* begin *
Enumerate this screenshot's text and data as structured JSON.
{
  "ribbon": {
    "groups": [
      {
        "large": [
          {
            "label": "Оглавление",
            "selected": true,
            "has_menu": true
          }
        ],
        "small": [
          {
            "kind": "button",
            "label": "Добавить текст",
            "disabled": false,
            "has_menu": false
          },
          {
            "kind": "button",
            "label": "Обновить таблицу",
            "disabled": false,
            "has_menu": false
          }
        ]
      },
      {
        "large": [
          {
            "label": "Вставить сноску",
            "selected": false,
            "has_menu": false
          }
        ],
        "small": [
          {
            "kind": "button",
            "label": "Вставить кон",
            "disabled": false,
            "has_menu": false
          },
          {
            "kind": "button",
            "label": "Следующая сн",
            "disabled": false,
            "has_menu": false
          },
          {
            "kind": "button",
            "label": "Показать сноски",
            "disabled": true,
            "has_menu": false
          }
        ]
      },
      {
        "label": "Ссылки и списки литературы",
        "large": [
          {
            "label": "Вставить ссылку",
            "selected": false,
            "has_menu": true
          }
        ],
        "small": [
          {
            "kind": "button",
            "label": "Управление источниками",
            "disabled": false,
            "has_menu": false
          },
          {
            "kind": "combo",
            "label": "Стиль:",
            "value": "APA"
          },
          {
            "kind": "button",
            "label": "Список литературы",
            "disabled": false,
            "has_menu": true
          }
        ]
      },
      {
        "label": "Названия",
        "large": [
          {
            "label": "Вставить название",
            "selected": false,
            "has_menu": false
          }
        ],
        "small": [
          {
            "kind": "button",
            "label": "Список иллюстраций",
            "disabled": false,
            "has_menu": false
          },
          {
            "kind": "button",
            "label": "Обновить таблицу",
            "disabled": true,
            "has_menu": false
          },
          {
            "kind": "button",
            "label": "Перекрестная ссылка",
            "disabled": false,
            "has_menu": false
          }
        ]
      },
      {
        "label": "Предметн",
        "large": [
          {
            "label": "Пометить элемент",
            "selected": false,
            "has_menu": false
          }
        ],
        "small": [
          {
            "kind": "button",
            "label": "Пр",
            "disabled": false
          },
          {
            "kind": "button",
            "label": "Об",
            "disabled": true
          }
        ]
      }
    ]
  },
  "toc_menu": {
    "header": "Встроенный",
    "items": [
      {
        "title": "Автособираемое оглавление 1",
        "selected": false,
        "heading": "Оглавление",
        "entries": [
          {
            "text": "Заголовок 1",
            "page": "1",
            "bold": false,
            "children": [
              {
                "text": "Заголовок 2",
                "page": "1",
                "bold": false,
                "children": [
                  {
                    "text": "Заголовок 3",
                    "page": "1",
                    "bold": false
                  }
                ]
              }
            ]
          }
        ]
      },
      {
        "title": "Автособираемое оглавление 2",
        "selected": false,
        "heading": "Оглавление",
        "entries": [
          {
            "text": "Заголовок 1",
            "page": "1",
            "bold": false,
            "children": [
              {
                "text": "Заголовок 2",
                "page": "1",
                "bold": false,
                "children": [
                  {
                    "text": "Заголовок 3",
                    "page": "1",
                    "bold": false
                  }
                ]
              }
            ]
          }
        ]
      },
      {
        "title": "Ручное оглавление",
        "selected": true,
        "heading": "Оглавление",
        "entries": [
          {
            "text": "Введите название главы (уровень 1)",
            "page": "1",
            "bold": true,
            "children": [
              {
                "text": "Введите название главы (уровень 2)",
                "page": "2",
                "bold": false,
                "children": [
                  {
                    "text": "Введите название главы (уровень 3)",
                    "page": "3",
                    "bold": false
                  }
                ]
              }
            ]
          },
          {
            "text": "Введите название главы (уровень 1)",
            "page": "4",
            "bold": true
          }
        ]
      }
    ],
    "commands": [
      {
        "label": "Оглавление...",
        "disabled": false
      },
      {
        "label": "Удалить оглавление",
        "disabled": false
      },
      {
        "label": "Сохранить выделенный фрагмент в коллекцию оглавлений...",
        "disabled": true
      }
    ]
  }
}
* end *
Copy out every line from the records that has the word "литературы".

• [EXPECTED OUTPUT]
        "label": "Ссылки и списки литературы",
            "label": "Список литературы",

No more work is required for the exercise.